▶ Material
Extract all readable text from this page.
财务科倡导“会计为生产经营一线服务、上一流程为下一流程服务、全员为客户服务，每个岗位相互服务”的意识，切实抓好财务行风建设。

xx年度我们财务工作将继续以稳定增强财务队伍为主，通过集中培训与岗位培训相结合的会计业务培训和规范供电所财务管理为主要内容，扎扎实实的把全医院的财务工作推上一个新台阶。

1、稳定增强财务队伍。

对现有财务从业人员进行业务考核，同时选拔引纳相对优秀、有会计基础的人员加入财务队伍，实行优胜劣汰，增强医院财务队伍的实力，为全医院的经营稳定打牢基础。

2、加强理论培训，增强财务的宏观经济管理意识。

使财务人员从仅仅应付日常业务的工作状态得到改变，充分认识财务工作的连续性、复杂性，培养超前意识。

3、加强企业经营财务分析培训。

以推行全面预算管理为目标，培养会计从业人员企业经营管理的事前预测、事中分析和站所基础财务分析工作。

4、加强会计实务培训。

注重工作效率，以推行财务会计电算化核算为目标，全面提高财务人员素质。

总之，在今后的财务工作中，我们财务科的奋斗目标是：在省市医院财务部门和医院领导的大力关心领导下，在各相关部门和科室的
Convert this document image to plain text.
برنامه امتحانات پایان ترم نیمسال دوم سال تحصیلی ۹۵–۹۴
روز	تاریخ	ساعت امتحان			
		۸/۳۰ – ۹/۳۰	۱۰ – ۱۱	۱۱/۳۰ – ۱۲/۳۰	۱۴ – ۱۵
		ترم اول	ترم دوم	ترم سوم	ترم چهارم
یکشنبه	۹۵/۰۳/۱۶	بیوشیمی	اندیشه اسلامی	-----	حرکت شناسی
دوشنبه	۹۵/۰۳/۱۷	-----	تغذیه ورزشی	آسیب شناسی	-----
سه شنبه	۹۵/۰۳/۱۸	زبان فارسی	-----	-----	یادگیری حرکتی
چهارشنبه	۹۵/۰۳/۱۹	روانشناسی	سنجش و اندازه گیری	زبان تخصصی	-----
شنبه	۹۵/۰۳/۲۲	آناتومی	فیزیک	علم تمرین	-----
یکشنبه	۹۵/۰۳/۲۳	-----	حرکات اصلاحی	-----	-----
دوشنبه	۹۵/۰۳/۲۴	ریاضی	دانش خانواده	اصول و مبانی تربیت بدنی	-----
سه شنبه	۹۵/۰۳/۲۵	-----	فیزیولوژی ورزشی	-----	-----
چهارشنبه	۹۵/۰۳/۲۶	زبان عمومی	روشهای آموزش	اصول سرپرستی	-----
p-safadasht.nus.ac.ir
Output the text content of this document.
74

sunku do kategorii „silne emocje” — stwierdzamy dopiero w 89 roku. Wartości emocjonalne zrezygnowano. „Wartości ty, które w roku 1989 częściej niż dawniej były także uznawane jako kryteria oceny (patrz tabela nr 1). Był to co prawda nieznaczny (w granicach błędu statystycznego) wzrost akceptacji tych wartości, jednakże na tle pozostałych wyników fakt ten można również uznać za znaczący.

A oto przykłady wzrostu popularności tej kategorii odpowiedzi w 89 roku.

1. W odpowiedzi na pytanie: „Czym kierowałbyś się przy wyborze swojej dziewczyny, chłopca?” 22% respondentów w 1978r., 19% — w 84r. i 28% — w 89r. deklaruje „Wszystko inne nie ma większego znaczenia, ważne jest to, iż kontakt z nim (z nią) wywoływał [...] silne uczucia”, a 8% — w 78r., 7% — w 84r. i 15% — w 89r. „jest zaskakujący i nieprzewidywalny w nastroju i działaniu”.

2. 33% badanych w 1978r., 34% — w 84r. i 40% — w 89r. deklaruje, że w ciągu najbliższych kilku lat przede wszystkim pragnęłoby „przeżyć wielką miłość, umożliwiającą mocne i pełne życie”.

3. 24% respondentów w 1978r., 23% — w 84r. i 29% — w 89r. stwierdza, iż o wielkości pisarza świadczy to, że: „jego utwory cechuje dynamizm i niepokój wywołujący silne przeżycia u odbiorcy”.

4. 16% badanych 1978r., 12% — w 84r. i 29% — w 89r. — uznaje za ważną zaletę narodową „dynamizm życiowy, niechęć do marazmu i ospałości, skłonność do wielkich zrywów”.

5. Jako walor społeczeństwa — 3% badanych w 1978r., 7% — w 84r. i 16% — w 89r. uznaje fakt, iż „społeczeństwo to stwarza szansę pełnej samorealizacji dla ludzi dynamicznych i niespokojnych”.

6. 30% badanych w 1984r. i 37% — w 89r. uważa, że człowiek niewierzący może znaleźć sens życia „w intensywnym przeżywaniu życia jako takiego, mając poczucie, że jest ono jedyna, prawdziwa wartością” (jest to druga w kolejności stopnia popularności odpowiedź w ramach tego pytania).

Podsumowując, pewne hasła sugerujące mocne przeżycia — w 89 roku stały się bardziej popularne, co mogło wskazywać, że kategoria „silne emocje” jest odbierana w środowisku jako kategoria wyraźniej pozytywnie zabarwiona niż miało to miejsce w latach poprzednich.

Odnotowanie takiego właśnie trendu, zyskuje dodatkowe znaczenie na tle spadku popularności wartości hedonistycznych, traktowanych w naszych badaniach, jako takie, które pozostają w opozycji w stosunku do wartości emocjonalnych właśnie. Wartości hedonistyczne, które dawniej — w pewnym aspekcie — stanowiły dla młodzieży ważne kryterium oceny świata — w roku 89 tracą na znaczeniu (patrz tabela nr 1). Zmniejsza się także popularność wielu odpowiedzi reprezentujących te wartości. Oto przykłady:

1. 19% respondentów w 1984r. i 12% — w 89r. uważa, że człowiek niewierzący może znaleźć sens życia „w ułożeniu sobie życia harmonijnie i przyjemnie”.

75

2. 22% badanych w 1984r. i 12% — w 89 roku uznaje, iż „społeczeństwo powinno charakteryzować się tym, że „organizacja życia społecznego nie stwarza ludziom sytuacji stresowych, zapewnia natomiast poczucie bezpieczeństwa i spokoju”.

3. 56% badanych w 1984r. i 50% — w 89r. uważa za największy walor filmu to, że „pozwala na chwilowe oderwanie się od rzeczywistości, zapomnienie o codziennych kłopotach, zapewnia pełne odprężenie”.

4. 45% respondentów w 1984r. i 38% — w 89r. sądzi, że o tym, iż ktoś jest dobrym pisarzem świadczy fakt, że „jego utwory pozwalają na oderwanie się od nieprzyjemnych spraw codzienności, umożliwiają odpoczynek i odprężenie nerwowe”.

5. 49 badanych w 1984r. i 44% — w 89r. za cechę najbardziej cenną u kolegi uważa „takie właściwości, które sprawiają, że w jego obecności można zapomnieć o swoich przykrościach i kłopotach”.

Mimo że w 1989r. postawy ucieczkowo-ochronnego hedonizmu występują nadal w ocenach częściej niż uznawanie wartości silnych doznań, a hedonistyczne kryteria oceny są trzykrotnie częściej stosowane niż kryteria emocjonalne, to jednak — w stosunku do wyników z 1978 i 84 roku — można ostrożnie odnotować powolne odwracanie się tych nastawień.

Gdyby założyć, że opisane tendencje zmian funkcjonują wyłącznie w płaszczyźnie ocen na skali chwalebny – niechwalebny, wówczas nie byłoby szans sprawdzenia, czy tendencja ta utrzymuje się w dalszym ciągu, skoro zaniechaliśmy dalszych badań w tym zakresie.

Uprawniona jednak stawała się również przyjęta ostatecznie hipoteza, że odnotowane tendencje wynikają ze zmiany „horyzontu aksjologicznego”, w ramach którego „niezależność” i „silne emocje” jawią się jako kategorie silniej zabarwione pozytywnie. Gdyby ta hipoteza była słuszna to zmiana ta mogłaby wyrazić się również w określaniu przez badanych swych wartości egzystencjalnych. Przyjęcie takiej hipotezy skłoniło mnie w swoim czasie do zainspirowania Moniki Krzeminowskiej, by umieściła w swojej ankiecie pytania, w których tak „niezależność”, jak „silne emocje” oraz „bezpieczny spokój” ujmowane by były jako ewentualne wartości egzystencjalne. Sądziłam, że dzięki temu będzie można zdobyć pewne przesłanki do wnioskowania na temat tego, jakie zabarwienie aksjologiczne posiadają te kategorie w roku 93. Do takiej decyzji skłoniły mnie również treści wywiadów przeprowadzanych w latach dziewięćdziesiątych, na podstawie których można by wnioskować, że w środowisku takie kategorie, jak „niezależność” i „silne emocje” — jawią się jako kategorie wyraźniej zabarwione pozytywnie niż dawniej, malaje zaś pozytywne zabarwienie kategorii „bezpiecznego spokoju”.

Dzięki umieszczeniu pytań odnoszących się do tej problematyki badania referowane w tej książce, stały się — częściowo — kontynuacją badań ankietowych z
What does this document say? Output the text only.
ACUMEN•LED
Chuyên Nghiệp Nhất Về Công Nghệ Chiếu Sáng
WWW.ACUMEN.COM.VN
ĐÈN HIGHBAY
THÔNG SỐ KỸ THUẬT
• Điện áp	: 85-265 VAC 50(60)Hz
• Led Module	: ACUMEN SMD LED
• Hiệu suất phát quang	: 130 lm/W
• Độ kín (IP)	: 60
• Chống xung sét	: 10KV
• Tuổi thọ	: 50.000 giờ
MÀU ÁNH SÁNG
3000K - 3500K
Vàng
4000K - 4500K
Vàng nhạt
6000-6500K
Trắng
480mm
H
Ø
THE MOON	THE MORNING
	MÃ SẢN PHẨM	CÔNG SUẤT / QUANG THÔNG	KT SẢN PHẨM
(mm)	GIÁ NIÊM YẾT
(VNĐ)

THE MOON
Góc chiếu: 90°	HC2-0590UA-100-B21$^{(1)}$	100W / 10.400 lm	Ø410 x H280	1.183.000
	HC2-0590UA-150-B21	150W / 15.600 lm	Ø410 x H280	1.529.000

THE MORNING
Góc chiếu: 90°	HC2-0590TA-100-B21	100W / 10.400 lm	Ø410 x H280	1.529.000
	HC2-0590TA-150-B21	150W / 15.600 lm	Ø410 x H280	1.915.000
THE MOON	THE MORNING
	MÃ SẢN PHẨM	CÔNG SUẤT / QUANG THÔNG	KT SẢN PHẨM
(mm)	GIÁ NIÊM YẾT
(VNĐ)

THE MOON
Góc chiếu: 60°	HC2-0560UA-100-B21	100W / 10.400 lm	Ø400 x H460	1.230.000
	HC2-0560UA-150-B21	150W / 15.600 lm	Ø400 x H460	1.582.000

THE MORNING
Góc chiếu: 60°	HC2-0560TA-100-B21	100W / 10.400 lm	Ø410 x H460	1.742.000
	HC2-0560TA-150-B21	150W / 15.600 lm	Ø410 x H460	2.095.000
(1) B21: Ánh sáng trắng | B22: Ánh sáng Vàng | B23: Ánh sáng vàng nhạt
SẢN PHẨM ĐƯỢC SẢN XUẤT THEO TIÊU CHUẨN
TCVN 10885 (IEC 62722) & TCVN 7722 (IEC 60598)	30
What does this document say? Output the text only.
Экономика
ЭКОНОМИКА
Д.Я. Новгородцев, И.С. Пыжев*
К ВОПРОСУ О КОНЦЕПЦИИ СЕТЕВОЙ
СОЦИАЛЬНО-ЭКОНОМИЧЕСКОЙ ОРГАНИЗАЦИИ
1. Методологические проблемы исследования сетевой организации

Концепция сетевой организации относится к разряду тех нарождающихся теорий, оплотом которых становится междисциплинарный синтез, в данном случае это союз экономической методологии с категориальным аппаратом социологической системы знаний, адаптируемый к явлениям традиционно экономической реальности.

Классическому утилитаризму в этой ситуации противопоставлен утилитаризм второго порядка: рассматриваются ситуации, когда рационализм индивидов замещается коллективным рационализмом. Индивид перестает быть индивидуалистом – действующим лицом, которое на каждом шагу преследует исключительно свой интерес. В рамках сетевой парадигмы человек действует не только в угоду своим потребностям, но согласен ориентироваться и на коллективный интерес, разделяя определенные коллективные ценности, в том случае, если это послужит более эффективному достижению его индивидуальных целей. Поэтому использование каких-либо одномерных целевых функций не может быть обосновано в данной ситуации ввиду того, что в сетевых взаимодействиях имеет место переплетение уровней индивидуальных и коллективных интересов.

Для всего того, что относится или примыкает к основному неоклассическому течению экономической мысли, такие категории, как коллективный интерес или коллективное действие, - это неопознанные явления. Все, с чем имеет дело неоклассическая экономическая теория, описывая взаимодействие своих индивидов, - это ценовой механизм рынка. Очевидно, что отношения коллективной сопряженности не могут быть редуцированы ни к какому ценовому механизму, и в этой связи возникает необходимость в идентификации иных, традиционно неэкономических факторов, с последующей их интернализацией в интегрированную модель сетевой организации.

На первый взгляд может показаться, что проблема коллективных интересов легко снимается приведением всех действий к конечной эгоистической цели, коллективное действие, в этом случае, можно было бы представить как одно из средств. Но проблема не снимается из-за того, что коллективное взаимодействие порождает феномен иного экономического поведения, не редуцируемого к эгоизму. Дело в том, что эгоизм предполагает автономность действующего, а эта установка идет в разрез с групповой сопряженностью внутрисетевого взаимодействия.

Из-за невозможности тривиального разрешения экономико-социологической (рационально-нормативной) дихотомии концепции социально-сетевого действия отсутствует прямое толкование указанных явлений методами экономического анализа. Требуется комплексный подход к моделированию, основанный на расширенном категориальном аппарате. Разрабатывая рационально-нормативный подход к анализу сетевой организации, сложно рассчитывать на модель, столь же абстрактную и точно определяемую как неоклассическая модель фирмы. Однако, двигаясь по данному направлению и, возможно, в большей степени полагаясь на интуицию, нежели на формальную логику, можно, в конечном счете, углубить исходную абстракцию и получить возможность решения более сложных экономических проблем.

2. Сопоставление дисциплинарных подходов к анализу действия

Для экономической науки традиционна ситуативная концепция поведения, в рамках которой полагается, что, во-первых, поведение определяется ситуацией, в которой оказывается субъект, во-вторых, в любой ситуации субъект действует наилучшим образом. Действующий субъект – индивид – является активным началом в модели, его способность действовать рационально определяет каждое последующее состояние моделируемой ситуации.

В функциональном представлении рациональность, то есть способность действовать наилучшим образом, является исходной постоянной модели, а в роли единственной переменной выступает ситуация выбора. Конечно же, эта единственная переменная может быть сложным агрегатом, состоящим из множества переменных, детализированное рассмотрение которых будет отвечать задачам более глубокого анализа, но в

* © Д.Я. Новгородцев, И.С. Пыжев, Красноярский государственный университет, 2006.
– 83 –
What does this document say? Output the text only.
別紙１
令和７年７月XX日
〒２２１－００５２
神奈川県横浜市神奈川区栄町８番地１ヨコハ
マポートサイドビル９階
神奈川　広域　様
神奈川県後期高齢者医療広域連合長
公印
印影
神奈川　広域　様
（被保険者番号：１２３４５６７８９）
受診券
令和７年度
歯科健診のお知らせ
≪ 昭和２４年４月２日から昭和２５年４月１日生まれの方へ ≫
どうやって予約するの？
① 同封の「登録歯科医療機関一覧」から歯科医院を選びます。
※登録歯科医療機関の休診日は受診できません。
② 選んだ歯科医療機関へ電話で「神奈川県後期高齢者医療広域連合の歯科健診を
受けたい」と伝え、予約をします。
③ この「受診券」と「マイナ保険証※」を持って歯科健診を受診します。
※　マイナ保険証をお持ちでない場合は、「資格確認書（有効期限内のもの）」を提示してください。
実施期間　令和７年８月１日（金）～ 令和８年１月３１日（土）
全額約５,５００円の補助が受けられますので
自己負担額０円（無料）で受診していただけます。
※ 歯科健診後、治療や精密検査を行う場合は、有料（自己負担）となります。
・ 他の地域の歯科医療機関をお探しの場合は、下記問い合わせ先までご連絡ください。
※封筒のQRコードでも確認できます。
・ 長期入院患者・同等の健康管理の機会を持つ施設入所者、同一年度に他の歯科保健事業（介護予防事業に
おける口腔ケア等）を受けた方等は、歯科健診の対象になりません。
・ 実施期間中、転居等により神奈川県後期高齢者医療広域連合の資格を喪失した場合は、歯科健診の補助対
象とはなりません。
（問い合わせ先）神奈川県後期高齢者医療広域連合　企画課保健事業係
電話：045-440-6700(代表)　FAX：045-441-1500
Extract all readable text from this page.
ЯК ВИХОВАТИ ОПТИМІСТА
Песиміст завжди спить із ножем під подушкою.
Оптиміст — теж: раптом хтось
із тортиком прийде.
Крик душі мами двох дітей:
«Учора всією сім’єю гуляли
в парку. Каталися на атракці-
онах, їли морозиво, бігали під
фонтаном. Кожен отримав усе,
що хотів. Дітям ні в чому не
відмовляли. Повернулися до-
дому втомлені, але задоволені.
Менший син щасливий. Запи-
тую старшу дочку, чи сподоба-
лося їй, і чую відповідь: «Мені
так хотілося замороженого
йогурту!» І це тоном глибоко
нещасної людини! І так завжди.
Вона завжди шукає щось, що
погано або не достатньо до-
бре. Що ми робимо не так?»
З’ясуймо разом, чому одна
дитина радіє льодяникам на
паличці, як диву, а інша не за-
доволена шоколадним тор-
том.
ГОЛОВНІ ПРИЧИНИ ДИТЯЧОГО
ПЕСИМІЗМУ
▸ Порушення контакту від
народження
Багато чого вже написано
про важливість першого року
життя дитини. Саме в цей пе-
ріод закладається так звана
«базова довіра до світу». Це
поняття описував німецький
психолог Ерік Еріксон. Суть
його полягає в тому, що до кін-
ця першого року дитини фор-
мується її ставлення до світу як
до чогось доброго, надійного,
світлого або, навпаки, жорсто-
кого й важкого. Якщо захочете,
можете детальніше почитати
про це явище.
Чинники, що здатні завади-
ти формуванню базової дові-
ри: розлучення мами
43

▶ Work to do
Lines containing the word "завжди" are to be counted in the listing; state their number alone.

▶ Reply to the task
3